---------- DATA

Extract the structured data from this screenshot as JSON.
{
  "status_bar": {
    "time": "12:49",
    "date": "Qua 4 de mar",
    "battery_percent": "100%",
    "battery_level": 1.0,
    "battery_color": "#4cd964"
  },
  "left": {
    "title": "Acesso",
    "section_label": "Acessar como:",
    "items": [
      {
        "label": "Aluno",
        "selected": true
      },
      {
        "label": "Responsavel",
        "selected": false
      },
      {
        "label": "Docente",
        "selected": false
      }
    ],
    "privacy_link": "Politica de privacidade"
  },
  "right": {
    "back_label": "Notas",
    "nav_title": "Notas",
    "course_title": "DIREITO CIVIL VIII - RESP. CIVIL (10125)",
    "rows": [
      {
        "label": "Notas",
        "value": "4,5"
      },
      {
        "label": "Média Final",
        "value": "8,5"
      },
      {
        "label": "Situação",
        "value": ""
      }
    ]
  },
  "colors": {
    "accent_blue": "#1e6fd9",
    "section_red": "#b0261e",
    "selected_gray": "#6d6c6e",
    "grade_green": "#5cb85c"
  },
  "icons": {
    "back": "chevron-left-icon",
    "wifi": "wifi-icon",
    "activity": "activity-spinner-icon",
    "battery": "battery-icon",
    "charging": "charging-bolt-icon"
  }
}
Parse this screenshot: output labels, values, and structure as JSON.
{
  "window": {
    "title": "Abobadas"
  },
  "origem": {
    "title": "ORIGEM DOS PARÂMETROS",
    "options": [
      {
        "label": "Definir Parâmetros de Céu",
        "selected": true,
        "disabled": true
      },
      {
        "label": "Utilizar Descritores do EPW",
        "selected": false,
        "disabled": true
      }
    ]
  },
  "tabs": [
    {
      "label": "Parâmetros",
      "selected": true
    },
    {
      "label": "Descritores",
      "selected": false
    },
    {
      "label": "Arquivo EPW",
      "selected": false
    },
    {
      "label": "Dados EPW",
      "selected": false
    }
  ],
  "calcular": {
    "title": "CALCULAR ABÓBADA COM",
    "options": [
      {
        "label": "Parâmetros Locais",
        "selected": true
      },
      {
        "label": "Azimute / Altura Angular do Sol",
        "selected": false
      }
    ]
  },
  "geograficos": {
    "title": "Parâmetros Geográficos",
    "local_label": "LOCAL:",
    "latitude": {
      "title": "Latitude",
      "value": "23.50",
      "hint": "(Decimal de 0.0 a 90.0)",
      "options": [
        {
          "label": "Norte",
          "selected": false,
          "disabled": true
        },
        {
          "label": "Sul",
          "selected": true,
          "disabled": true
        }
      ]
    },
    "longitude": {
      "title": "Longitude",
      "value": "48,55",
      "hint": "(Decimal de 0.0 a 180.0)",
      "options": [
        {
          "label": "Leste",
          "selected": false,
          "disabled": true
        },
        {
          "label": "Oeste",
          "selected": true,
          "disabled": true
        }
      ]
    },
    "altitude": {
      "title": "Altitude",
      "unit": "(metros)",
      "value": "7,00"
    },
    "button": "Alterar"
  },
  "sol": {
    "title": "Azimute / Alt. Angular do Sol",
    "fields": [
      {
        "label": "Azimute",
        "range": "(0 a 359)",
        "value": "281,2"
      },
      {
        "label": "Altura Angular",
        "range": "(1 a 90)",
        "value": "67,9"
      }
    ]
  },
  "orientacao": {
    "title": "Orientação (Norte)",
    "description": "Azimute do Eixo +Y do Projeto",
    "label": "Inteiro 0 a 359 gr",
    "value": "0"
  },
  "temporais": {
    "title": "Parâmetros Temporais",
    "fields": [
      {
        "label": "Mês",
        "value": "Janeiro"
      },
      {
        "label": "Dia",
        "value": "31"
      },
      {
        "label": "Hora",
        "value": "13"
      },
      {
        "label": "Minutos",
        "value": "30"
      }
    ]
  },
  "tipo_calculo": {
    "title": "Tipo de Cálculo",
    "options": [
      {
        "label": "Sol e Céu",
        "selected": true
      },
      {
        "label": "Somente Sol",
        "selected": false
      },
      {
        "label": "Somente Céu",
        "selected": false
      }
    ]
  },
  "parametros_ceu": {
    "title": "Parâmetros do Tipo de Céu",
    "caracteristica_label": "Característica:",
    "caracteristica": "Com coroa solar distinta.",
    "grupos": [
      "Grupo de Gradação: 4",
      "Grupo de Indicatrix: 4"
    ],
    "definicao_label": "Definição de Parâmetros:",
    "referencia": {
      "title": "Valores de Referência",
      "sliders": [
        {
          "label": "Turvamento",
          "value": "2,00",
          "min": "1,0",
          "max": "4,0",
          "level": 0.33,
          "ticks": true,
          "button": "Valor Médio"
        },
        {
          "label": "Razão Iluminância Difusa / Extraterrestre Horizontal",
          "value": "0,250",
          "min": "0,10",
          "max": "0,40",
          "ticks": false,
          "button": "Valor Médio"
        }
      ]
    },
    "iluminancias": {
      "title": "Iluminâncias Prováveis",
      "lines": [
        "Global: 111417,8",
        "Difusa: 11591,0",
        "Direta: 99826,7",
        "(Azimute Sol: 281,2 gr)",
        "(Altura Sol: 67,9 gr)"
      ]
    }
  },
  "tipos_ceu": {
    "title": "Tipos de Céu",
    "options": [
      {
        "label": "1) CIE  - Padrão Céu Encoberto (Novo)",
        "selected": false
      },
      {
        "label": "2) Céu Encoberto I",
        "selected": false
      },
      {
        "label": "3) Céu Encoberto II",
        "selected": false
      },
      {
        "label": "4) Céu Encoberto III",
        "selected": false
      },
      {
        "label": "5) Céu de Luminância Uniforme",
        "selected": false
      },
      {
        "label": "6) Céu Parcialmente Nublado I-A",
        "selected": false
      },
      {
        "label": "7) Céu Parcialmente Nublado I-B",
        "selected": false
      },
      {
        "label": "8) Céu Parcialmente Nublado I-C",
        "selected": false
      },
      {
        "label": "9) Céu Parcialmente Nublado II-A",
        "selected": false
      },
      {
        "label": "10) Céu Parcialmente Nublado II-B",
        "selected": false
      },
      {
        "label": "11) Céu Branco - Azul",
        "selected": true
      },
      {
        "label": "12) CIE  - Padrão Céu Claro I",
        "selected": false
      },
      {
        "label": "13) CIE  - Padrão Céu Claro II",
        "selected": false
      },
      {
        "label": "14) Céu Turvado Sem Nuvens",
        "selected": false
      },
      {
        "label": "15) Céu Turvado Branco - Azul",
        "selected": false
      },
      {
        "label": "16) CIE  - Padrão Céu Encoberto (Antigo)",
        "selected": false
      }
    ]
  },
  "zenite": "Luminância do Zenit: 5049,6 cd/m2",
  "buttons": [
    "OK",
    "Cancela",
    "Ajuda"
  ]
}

--------------------

_PROBLEM_
Return every entry exactly as given.

_FINAL RESULT_
Extract the structured data from this screenshot as JSON.
{
  "status_bar": {
    "time": "12:49",
    "date": "Qua 4 de mar",
    "battery_percent": "100%",
    "battery_level": 1.0,
    "battery_color": "#4cd964"
  },
  "left": {
    "title": "Acesso",
    "section_label": "Acessar como:",
    "items": [
      {
        "label": "Aluno",
        "selected": true
      },
      {
        "label": "Responsavel",
        "selected": false
      },
      {
        "label": "Docente",
        "selected": false
      }
    ],
    "privacy_link": "Politica de privacidade"
  },
  "right": {
    "back_label": "Notas",
    "nav_title": "Notas",
    "course_title": "DIREITO CIVIL VIII - RESP. CIVIL (10125)",
    "rows": [
      {
        "label": "Notas",
        "value": "4,5"
      },
      {
        "label": "Média Final",
        "value": "8,5"
      },
      {
        "label": "Situação",
        "value": ""
      }
    ]
  },
  "colors": {
    "accent_blue": "#1e6fd9",
    "section_red": "#b0261e",
    "selected_gray": "#6d6c6e",
    "grade_green": "#5cb85c"
  },
  "icons": {
    "back": "chevron-left-icon",
    "wifi": "wifi-icon",
    "activity": "activity-spinner-icon",
    "battery": "battery-icon",
    "charging": "charging-bolt-icon"
  }
}
Parse this screenshot: output labels, values, and structure as JSON.
{
  "window": {
    "title": "Abobadas"
  },
  "origem": {
    "title": "ORIGEM DOS PARÂMETROS",
    "options": [
      {
        "label": "Definir Parâmetros de Céu",
        "selected": true,
        "disabled": true
      },
      {
        "label": "Utilizar Descritores do EPW",
        "selected": false,
        "disabled": true
      }
    ]
  },
  "tabs": [
    {
      "label": "Parâmetros",
      "selected": true
    },
    {
      "label": "Descritores",
      "selected": false
    },
    {
      "label": "Arquivo EPW",
      "selected": false
    },
    {
      "label": "Dados EPW",
      "selected": false
    }
  ],
  "calcular": {
    "title": "CALCULAR ABÓBADA COM",
    "options": [
      {
        "label": "Parâmetros Locais",
        "selected": true
      },
      {
        "label": "Azimute / Altura Angular do Sol",
        "selected": false
      }
    ]
  },
  "geograficos": {
    "title": "Parâmetros Geográficos",
    "local_label": "LOCAL:",
    "latitude": {
      "title": "Latitude",
      "value": "23.50",
      "hint": "(Decimal de 0.0 a 90.0)",
      "options": [
        {
          "label": "Norte",
          "selected": false,
          "disabled": true
        },
        {
          "label": "Sul",
          "selected": true,
          "disabled": true
        }
      ]
    },
    "longitude": {
      "title": "Longitude",
      "value": "48,55",
      "hint": "(Decimal de 0.0 a 180.0)",
      "options": [
        {
          "label": "Leste",
          "selected": false,
          "disabled": true
        },
        {
          "label": "Oeste",
          "selected": true,
          "disabled": true
        }
      ]
    },
    "altitude": {
      "title": "Altitude",
      "unit": "(metros)",
      "value": "7,00"
    },
    "button": "Alterar"
  },
  "sol": {
    "title": "Azimute / Alt. Angular do Sol",
    "fields": [
      {
        "label": "Azimute",
        "range": "(0 a 359)",
        "value": "281,2"
      },
      {
        "label": "Altura Angular",
        "range": "(1 a 90)",
        "value": "67,9"
      }
    ]
  },
  "orientacao": {
    "title": "Orientação (Norte)",
    "description": "Azimute do Eixo +Y do Projeto",
    "label": "Inteiro 0 a 359 gr",
    "value": "0"
  },
  "temporais": {
    "title": "Parâmetros Temporais",
    "fields": [
      {
        "label": "Mês",
        "value": "Janeiro"
      },
      {
        "label": "Dia",
        "value": "31"
      },
      {
        "label": "Hora",
        "value": "13"
      },
      {
        "label": "Minutos",
        "value": "30"
      }
    ]
  },
  "tipo_calculo": {
    "title": "Tipo de Cálculo",
    "options": [
      {
        "label": "Sol e Céu",
        "selected": true
      },
      {
        "label": "Somente Sol",
        "selected": false
      },
      {
        "label": "Somente Céu",
        "selected": false
      }
    ]
  },
  "parametros_ceu": {
    "title": "Parâmetros do Tipo de Céu",
    "caracteristica_label": "Característica:",
    "caracteristica": "Com coroa solar distinta.",
    "grupos": [
      "Grupo de Gradação: 4",
      "Grupo de Indicatrix: 4"
    ],
    "definicao_label": "Definição de Parâmetros:",
    "referencia": {
      "title": "Valores de Referência",
      "sliders": [
        {
          "label": "Turvamento",
          "value": "2,00",
          "min": "1,0",
          "max": "4,0",
          "level": 0.33,
          "ticks": true,
          "button": "Valor Médio"
        },
        {
          "label": "Razão Iluminância Difusa / Extraterrestre Horizontal",
          "value": "0,250",
          "min": "0,10",
          "max": "0,40",
          "ticks": false,
          "button": "Valor Médio"
        }
      ]
    },
    "iluminancias": {
      "title": "Iluminâncias Prováveis",
      "lines": [
        "Global: 111417,8",
        "Difusa: 11591,0",
        "Direta: 99826,7",
        "(Azimute Sol: 281,2 gr)",
        "(Altura Sol: 67,9 gr)"
      ]
    }
  },
  "tipos_ceu": {
    "title": "Tipos de Céu",
    "options": [
      {
        "label": "1) CIE  - Padrão Céu Encoberto (Novo)",
        "selected": false
      },
      {
        "label": "2) Céu Encoberto I",
        "selected": false
      },
      {
        "label": "3) Céu Encoberto II",
        "selected": false
      },
      {
        "label": "4) Céu Encoberto III",
        "selected": false
      },
      {
        "label": "5) Céu de Luminância Uniforme",
        "selected": false
      },
      {
        "label": "6) Céu Parcialmente Nublado I-A",
        "selected": false
      },
      {
        "label": "7) Céu Parcialmente Nublado I-B",
        "selected": false
      },
      {
        "label": "8) Céu Parcialmente Nublado I-C",
        "selected": false
      },
      {
        "label": "9) Céu Parcialmente Nublado II-A",
        "selected": false
      },
      {
        "label": "10) Céu Parcialmente Nublado II-B",
        "selected": false
      },
      {
        "label": "11) Céu Branco - Azul",
        "selected": true
      },
      {
        "label": "12) CIE  - Padrão Céu Claro I",
        "selected": false
      },
      {
        "label": "13) CIE  - Padrão Céu Claro II",
        "selected": false
      },
      {
        "label": "14) Céu Turvado Sem Nuvens",
        "selected": false
      },
      {
        "label": "15) Céu Turvado Branco - Azul",
        "selected": false
      },
      {
        "label": "16) CIE  - Padrão Céu Encoberto (Antigo)",
        "selected": false
      }
    ]
  },
  "zenite": "Luminância do Zenit: 5049,6 cd/m2",
  "buttons": [
    "OK",
    "Cancela",
    "Ajuda"
  ]
}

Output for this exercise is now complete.